_Work required:_
Answer with one number: how many lines hold the string "name".

Stored records:
"""
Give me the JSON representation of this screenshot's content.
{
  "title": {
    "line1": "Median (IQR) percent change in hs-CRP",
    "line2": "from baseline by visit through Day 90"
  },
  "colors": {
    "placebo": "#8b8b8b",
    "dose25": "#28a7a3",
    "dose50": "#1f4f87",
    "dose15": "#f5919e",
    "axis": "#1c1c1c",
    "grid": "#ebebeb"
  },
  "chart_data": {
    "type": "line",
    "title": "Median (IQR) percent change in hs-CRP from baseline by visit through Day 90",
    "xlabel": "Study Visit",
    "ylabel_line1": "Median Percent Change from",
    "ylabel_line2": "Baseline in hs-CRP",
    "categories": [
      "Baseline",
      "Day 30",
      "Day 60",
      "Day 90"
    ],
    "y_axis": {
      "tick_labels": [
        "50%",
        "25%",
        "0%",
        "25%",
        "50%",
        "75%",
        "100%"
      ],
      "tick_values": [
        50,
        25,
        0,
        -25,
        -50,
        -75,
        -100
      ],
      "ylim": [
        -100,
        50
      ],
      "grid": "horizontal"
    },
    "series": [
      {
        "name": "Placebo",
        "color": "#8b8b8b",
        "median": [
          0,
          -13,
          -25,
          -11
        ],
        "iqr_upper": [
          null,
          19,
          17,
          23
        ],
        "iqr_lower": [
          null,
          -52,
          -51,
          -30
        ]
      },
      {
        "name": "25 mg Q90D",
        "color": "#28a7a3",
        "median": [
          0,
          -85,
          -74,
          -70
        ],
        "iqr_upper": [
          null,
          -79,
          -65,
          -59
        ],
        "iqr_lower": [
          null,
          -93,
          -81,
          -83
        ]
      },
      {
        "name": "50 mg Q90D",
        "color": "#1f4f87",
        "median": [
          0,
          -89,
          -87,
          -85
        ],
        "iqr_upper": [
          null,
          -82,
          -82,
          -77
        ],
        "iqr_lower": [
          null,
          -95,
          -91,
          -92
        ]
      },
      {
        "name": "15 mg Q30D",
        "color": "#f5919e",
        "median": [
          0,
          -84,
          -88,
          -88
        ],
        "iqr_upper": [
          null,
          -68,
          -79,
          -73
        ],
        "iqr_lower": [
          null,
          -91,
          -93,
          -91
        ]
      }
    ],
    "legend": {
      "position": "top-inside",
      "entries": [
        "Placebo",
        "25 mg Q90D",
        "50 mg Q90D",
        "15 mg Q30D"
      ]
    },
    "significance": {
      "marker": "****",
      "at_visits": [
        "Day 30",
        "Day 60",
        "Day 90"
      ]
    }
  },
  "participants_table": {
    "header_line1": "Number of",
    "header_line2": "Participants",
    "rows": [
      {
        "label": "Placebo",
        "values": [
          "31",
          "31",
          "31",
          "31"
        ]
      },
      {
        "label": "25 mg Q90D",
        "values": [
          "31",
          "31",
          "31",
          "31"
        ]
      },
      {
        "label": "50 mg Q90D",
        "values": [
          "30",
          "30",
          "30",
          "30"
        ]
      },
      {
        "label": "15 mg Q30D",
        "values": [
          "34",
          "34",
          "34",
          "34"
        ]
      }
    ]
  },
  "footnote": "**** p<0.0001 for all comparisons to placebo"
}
"""
_Complete answer:_
4